**WORK TO COMPLETE:** With the pictures left out, copy the listing below exactly.

(Stored data)
_ _ _ _ _ _ _

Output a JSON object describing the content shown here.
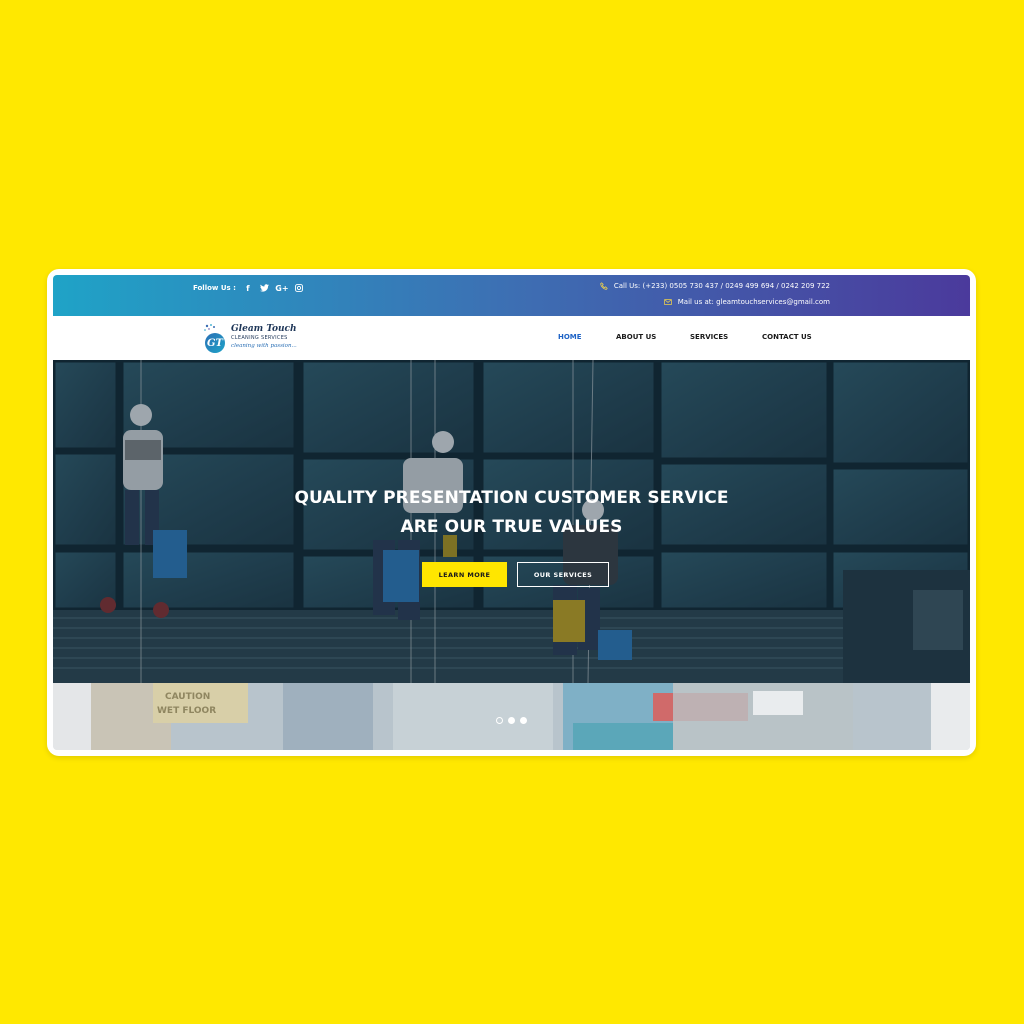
{
  "topbar": {
    "follow_label": "Follow Us :",
    "social": [
      {
        "icon": "facebook-icon",
        "glyph": "f"
      },
      {
        "icon": "twitter-icon",
        "glyph": "t"
      },
      {
        "icon": "google-plus-icon",
        "glyph": "G+"
      },
      {
        "icon": "instagram-icon",
        "glyph": "◎"
      }
    ],
    "phone": "Call Us: (+233) 0505 730 437 / 0249 499 694 / 0242 209 722",
    "mail": "Mail us at: gleamtouchservices@gmail.com"
  },
  "logo": {
    "mark": "GT",
    "name": "Gleam Touch",
    "subtitle": "CLEANING SERVICES",
    "tagline": "cleaning with passion..."
  },
  "nav": {
    "items": [
      {
        "label": "HOME",
        "active": true
      },
      {
        "label": "ABOUT US",
        "active": false
      },
      {
        "label": "SERVICES",
        "active": false
      },
      {
        "label": "CONTACT US",
        "active": false
      }
    ]
  },
  "hero": {
    "title_line1": "QUALITY PRESENTATION CUSTOMER SERVICE",
    "title_line2": "ARE OUR TRUE VALUES",
    "learn_more": "LEARN MORE",
    "our_services": "OUR SERVICES"
  },
  "strip": {
    "sign_text_1": "CAUTION",
    "sign_text_2": "WET FLOOR"
  },
  "carousel": {
    "count": 3,
    "active_index": 0
  },
  "colors": {
    "page_bg": "#FFE800",
    "topbar_start": "#1fa3c7",
    "topbar_end": "#4b3a9c",
    "accent": "#FFE600",
    "nav_active": "#1e63c6"
  }
}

_ _ _ _ _ _ _

**COMPLETED TASK:**
Output a JSON object describing the content shown here.
{
  "topbar": {
    "follow_label": "Follow Us :",
    "social": [
      {
        "icon": "facebook-icon",
        "glyph": "f"
      },
      {
        "icon": "twitter-icon",
        "glyph": "t"
      },
      {
        "icon": "google-plus-icon",
        "glyph": "G+"
      },
      {
        "icon": "instagram-icon",
        "glyph": "◎"
      }
    ],
    "phone": "Call Us: (+233) 0505 730 437 / 0249 499 694 / 0242 209 722",
    "mail": "Mail us at: gleamtouchservices@gmail.com"
  },
  "logo": {
    "mark": "GT",
    "name": "Gleam Touch",
    "subtitle": "CLEANING SERVICES",
    "tagline": "cleaning with passion..."
  },
  "nav": {
    "items": [
      {
        "label": "HOME",
        "active": true
      },
      {
        "label": "ABOUT US",
        "active": false
      },
      {
        "label": "SERVICES",
        "active": false
      },
      {
        "label": "CONTACT US",
        "active": false
      }
    ]
  },
  "hero": {
    "title_line1": "QUALITY PRESENTATION CUSTOMER SERVICE",
    "title_line2": "ARE OUR TRUE VALUES",
    "learn_more": "LEARN MORE",
    "our_services": "OUR SERVICES"
  },
  "strip": {
    "sign_text_1": "CAUTION",
    "sign_text_2": "WET FLOOR"
  },
  "carousel": {
    "count": 3,
    "active_index": 0
  },
  "colors": {
    "page_bg": "#FFE800",
    "topbar_start": "#1fa3c7",
    "topbar_end": "#4b3a9c",
    "accent": "#FFE600",
    "nav_active": "#1e63c6"
  }
}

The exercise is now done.